§ **WHAT YOU SHOULD DO**
Return the records that follow unaltered. Omit every picture.

[Dataset records]
....
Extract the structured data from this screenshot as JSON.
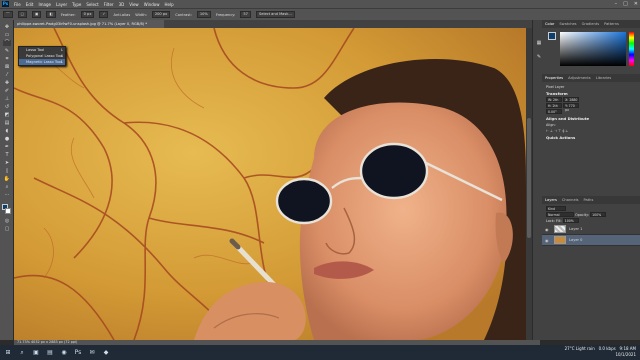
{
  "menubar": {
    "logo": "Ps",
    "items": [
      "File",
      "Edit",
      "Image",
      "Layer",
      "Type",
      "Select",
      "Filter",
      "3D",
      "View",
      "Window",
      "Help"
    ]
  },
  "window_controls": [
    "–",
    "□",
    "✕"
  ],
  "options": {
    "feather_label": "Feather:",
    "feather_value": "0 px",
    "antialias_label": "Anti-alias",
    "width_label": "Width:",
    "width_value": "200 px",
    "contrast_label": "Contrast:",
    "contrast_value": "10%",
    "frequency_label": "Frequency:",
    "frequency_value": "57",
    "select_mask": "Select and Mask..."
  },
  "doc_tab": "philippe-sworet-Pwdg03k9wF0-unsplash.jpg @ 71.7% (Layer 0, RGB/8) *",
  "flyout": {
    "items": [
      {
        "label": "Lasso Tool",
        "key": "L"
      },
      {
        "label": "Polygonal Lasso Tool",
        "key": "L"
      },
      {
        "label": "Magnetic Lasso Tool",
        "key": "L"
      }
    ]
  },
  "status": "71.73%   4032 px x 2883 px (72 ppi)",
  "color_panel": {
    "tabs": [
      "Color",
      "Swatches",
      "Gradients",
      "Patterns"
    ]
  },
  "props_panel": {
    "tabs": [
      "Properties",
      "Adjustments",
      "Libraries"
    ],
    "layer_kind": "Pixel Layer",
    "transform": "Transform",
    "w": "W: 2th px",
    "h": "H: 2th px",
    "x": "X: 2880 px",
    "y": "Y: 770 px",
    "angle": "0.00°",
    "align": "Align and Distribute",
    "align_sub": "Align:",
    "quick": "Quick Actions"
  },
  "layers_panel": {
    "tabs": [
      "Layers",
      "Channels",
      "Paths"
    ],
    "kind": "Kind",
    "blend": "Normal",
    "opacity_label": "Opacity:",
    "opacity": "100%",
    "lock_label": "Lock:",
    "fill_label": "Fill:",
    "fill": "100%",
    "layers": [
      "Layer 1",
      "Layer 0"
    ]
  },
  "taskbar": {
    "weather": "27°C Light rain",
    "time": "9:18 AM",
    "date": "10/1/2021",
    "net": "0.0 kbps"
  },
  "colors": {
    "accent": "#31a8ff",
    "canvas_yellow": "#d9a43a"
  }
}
....
§ **THE SOLUTION**
Extract the structured data from this screenshot as JSON.
{
  "menubar": {
    "logo": "Ps",
    "items": [
      "File",
      "Edit",
      "Image",
      "Layer",
      "Type",
      "Select",
      "Filter",
      "3D",
      "View",
      "Window",
      "Help"
    ]
  },
  "window_controls": [
    "–",
    "□",
    "✕"
  ],
  "options": {
    "feather_label": "Feather:",
    "feather_value": "0 px",
    "antialias_label": "Anti-alias",
    "width_label": "Width:",
    "width_value": "200 px",
    "contrast_label": "Contrast:",
    "contrast_value": "10%",
    "frequency_label": "Frequency:",
    "frequency_value": "57",
    "select_mask": "Select and Mask..."
  },
  "doc_tab": "philippe-sworet-Pwdg03k9wF0-unsplash.jpg @ 71.7% (Layer 0, RGB/8) *",
  "flyout": {
    "items": [
      {
        "label": "Lasso Tool",
        "key": "L"
      },
      {
        "label": "Polygonal Lasso Tool",
        "key": "L"
      },
      {
        "label": "Magnetic Lasso Tool",
        "key": "L"
      }
    ]
  },
  "status": "71.73%   4032 px x 2883 px (72 ppi)",
  "color_panel": {
    "tabs": [
      "Color",
      "Swatches",
      "Gradients",
      "Patterns"
    ]
  },
  "props_panel": {
    "tabs": [
      "Properties",
      "Adjustments",
      "Libraries"
    ],
    "layer_kind": "Pixel Layer",
    "transform": "Transform",
    "w": "W: 2th px",
    "h": "H: 2th px",
    "x": "X: 2880 px",
    "y": "Y: 770 px",
    "angle": "0.00°",
    "align": "Align and Distribute",
    "align_sub": "Align:",
    "quick": "Quick Actions"
  },
  "layers_panel": {
    "tabs": [
      "Layers",
      "Channels",
      "Paths"
    ],
    "kind": "Kind",
    "blend": "Normal",
    "opacity_label": "Opacity:",
    "opacity": "100%",
    "lock_label": "Lock:",
    "fill_label": "Fill:",
    "fill": "100%",
    "layers": [
      "Layer 1",
      "Layer 0"
    ]
  },
  "taskbar": {
    "weather": "27°C Light rain",
    "time": "9:18 AM",
    "date": "10/1/2021",
    "net": "0.0 kbps"
  },
  "colors": {
    "accent": "#31a8ff",
    "canvas_yellow": "#d9a43a"
  }
}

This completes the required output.